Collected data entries
___
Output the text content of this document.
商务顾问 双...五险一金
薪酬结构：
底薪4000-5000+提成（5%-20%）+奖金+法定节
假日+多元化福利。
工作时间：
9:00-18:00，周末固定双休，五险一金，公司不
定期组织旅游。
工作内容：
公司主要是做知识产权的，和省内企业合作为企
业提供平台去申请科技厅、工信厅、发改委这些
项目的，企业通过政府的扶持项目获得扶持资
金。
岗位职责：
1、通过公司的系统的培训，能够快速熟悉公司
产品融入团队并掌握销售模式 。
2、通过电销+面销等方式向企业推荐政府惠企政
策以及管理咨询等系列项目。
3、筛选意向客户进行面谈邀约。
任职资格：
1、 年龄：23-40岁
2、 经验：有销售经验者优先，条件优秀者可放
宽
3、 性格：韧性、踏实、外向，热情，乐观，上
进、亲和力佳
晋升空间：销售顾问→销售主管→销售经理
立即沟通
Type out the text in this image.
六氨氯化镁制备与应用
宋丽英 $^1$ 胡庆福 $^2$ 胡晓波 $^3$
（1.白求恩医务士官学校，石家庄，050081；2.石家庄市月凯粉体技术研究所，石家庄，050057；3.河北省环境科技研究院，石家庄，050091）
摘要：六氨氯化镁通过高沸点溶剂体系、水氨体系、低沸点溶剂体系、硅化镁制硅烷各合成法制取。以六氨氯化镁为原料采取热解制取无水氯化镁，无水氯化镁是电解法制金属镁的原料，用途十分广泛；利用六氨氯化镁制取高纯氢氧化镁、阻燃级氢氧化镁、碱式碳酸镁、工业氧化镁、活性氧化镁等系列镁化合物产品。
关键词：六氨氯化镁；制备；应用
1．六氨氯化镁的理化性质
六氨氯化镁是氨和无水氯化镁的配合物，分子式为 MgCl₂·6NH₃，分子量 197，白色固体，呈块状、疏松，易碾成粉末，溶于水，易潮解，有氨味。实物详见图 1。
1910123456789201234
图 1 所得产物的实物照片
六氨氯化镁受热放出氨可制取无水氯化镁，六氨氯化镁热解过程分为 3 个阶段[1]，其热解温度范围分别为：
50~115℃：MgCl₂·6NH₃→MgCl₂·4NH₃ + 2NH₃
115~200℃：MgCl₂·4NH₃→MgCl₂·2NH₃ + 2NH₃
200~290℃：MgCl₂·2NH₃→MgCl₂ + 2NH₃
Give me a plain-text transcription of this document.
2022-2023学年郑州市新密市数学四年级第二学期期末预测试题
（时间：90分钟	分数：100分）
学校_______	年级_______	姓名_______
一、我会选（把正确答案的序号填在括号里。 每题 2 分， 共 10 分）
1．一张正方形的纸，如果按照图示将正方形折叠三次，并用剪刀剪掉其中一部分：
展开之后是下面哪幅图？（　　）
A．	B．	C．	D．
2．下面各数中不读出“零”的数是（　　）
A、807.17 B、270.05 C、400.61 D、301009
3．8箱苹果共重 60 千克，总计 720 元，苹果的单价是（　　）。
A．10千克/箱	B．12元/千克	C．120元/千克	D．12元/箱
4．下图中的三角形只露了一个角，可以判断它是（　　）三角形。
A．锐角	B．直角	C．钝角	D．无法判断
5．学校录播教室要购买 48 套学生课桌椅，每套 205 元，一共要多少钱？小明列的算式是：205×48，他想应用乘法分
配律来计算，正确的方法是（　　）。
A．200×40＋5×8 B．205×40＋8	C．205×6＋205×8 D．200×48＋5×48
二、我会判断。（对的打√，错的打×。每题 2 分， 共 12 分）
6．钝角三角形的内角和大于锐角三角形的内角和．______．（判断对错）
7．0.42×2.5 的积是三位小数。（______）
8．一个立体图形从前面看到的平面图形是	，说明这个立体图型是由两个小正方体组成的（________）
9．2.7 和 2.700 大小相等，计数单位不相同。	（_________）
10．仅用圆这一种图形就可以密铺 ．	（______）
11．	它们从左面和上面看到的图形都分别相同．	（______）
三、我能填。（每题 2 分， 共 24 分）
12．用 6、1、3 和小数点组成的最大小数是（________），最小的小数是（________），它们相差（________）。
___
Exercise directions — The records above should be repeated in full, exactly as given.

Answer in full —
Output the text content of this document.
商务顾问 双...五险一金
薪酬结构：
底薪4000-5000+提成（5%-20%）+奖金+法定节
假日+多元化福利。
工作时间：
9:00-18:00，周末固定双休，五险一金，公司不
定期组织旅游。
工作内容：
公司主要是做知识产权的，和省内企业合作为企
业提供平台去申请科技厅、工信厅、发改委这些
项目的，企业通过政府的扶持项目获得扶持资
金。
岗位职责：
1、通过公司的系统的培训，能够快速熟悉公司
产品融入团队并掌握销售模式 。
2、通过电销+面销等方式向企业推荐政府惠企政
策以及管理咨询等系列项目。
3、筛选意向客户进行面谈邀约。
任职资格：
1、 年龄：23-40岁
2、 经验：有销售经验者优先，条件优秀者可放
宽
3、 性格：韧性、踏实、外向，热情，乐观，上
进、亲和力佳
晋升空间：销售顾问→销售主管→销售经理
立即沟通
Type out the text in this image.
六氨氯化镁制备与应用
宋丽英 $^1$ 胡庆福 $^2$ 胡晓波 $^3$
（1.白求恩医务士官学校，石家庄，050081；2.石家庄市月凯粉体技术研究所，石家庄，050057；3.河北省环境科技研究院，石家庄，050091）
摘要：六氨氯化镁通过高沸点溶剂体系、水氨体系、低沸点溶剂体系、硅化镁制硅烷各合成法制取。以六氨氯化镁为原料采取热解制取无水氯化镁，无水氯化镁是电解法制金属镁的原料，用途十分广泛；利用六氨氯化镁制取高纯氢氧化镁、阻燃级氢氧化镁、碱式碳酸镁、工业氧化镁、活性氧化镁等系列镁化合物产品。
关键词：六氨氯化镁；制备；应用
1．六氨氯化镁的理化性质
六氨氯化镁是氨和无水氯化镁的配合物，分子式为 MgCl₂·6NH₃，分子量 197，白色固体，呈块状、疏松，易碾成粉末，溶于水，易潮解，有氨味。实物详见图 1。
1910123456789201234
图 1 所得产物的实物照片
六氨氯化镁受热放出氨可制取无水氯化镁，六氨氯化镁热解过程分为 3 个阶段[1]，其热解温度范围分别为：
50~115℃：MgCl₂·6NH₃→MgCl₂·4NH₃ + 2NH₃
115~200℃：MgCl₂·4NH₃→MgCl₂·2NH₃ + 2NH₃
200~290℃：MgCl₂·2NH₃→MgCl₂ + 2NH₃
Give me a plain-text transcription of this document.
2022-2023学年郑州市新密市数学四年级第二学期期末预测试题
（时间：90分钟	分数：100分）
学校_______	年级_______	姓名_______
一、我会选（把正确答案的序号填在括号里。 每题 2 分， 共 10 分）
1．一张正方形的纸，如果按照图示将正方形折叠三次，并用剪刀剪掉其中一部分：
展开之后是下面哪幅图？（　　）
A．	B．	C．	D．
2．下面各数中不读出“零”的数是（　　）
A、807.17 B、270.05 C、400.61 D、301009
3．8箱苹果共重 60 千克，总计 720 元，苹果的单价是（　　）。
A．10千克/箱	B．12元/千克	C．120元/千克	D．12元/箱
4．下图中的三角形只露了一个角，可以判断它是（　　）三角形。
A．锐角	B．直角	C．钝角	D．无法判断
5．学校录播教室要购买 48 套学生课桌椅，每套 205 元，一共要多少钱？小明列的算式是：205×48，他想应用乘法分
配律来计算，正确的方法是（　　）。
A．200×40＋5×8 B．205×40＋8	C．205×6＋205×8 D．200×48＋5×48
二、我会判断。（对的打√，错的打×。每题 2 分， 共 12 分）
6．钝角三角形的内角和大于锐角三角形的内角和．______．（判断对错）
7．0.42×2.5 的积是三位小数。（______）
8．一个立体图形从前面看到的平面图形是	，说明这个立体图型是由两个小正方体组成的（________）
9．2.7 和 2.700 大小相等，计数单位不相同。	（_________）
10．仅用圆这一种图形就可以密铺 ．	（______）
11．	它们从左面和上面看到的图形都分别相同．	（______）
三、我能填。（每题 2 分， 共 24 分）
12．用 6、1、3 和小数点组成的最大小数是（________），最小的小数是（________），它们相差（________）。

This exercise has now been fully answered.